--- BEGIN ---

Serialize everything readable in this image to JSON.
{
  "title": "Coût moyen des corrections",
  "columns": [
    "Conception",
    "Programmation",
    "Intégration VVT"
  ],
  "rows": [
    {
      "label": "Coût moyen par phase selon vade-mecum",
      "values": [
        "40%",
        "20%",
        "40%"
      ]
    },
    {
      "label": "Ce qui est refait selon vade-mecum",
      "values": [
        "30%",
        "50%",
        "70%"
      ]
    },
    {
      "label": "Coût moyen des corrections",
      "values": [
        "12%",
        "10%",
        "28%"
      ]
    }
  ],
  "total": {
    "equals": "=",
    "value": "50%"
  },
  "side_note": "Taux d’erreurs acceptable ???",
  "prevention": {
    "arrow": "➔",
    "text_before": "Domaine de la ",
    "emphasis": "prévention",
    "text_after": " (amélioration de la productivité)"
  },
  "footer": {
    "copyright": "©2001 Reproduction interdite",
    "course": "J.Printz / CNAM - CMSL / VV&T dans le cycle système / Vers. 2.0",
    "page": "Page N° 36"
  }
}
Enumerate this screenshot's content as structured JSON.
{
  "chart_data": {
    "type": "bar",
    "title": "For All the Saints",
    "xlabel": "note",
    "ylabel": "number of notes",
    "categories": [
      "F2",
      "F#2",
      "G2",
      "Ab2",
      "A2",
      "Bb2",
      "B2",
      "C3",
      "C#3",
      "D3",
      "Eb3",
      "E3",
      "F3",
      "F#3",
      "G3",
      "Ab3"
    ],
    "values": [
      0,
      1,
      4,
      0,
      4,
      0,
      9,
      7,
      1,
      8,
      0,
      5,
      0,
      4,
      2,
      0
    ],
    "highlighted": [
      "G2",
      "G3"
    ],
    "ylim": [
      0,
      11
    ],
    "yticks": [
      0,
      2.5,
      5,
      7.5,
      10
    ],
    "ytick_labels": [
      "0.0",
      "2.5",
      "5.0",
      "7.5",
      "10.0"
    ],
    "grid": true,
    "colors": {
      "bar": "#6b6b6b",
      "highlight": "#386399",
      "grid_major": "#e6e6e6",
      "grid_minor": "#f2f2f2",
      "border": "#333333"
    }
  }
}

--- END ---

▶ What this task involves: Locate and copy each line in the data above that includes the word "corrections".

▶ Finished task:
  "title": "Coût moyen des corrections",
      "label": "Coût moyen des corrections",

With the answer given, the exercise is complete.